◆ GOAL:
Locate each line with the string "this" in the listing below and copy it.

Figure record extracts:
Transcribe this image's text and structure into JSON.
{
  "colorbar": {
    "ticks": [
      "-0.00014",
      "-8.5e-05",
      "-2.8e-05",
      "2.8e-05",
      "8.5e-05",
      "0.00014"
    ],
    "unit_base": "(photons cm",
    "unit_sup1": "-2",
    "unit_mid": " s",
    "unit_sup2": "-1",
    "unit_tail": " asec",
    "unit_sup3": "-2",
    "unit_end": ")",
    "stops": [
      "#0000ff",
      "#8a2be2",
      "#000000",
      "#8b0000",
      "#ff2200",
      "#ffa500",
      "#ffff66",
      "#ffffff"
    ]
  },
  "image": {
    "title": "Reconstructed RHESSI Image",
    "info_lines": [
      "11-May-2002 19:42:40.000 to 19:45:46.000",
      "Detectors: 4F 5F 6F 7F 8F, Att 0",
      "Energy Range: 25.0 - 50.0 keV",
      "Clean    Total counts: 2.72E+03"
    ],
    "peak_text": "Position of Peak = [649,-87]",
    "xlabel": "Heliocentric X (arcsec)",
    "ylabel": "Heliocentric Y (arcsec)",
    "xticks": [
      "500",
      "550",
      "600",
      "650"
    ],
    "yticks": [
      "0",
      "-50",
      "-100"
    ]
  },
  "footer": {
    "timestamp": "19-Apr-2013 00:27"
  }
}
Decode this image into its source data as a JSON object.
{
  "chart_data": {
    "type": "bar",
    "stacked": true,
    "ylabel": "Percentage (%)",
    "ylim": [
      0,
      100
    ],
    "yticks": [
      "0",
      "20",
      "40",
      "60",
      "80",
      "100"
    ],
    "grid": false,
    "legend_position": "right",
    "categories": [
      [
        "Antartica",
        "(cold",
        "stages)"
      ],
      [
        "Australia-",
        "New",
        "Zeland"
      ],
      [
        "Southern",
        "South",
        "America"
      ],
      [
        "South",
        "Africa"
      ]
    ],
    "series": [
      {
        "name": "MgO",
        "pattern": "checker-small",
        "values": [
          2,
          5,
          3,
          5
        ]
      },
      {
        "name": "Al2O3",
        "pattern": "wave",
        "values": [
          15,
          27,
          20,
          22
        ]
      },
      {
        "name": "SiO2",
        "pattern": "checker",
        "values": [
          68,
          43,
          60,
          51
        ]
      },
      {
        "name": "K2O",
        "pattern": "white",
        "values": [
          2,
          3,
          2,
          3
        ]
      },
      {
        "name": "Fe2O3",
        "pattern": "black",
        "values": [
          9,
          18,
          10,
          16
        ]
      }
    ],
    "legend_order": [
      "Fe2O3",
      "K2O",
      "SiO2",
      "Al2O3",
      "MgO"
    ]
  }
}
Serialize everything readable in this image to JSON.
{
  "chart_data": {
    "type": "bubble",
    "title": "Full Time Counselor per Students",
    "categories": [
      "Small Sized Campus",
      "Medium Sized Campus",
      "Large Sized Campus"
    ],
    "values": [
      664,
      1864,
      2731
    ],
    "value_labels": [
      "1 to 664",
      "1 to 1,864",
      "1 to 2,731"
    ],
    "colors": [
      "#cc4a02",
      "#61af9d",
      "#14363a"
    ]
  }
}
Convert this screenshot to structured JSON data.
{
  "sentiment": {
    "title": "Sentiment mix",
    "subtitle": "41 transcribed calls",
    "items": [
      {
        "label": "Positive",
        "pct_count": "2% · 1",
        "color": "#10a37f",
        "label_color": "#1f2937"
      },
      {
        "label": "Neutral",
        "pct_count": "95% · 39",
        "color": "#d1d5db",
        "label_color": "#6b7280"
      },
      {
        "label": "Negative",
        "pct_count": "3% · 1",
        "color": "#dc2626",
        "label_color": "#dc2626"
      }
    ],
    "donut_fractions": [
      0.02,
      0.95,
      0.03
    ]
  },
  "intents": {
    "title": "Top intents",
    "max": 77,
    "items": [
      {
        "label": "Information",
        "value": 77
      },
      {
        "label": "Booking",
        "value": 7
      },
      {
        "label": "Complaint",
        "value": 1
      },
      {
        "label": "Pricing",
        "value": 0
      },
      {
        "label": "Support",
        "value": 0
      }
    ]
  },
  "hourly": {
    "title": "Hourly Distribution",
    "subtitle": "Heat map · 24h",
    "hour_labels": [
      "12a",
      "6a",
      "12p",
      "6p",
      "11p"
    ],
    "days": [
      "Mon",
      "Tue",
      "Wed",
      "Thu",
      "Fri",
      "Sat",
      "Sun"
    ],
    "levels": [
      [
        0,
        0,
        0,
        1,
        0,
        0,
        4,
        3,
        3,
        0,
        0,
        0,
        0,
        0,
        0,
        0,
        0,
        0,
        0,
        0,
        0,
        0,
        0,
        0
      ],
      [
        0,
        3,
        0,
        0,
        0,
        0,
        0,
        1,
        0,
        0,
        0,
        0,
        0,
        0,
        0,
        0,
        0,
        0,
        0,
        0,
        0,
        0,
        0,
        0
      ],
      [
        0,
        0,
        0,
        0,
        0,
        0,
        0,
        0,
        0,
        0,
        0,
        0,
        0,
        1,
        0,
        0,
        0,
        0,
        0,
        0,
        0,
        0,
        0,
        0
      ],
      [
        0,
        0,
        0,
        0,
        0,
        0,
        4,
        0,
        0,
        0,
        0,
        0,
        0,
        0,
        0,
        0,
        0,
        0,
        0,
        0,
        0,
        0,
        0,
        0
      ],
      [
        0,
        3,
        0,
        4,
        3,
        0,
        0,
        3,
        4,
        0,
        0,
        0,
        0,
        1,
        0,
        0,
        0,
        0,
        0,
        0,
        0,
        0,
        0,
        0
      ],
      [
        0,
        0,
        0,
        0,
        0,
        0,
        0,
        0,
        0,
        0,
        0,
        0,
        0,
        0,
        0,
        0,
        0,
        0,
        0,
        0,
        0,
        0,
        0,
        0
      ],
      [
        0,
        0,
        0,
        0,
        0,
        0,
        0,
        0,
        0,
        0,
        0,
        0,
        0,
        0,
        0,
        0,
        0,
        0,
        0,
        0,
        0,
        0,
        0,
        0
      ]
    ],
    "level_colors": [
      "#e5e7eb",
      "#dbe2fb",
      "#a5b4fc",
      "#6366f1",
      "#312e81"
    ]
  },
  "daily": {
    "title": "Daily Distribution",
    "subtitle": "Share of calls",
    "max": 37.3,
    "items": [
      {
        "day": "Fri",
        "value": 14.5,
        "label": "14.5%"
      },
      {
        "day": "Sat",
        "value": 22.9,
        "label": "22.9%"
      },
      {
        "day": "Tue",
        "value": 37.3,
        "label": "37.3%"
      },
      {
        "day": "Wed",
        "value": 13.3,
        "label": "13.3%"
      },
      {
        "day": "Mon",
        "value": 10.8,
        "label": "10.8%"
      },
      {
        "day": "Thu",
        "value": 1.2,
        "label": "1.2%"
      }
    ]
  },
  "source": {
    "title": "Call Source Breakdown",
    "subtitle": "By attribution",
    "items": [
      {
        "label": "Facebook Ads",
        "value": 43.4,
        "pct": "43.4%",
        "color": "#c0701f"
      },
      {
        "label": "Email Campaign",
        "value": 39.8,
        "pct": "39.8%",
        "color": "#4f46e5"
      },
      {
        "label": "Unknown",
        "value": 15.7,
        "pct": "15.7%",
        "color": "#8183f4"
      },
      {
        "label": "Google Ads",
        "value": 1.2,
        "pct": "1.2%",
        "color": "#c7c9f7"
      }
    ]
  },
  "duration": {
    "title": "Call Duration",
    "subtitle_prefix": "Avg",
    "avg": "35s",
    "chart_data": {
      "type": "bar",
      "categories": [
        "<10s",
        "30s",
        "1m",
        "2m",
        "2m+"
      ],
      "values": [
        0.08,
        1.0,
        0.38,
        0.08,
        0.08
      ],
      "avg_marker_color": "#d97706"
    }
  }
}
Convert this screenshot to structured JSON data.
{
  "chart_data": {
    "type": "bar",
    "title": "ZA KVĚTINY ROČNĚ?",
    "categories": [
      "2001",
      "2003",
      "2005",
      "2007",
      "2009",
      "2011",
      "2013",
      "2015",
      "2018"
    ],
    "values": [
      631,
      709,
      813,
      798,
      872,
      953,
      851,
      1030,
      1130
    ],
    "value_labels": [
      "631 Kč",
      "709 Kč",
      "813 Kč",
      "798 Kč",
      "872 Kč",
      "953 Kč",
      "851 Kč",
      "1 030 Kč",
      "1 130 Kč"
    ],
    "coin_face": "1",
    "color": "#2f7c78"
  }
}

◆ FULL ANSWER:
Transcribe this image's text and structure into JSON.
Decode this image into its source data as a JSON object.
Serialize everything readable in this image to JSON.
Convert this screenshot to structured JSON data.
Convert this screenshot to structured JSON data.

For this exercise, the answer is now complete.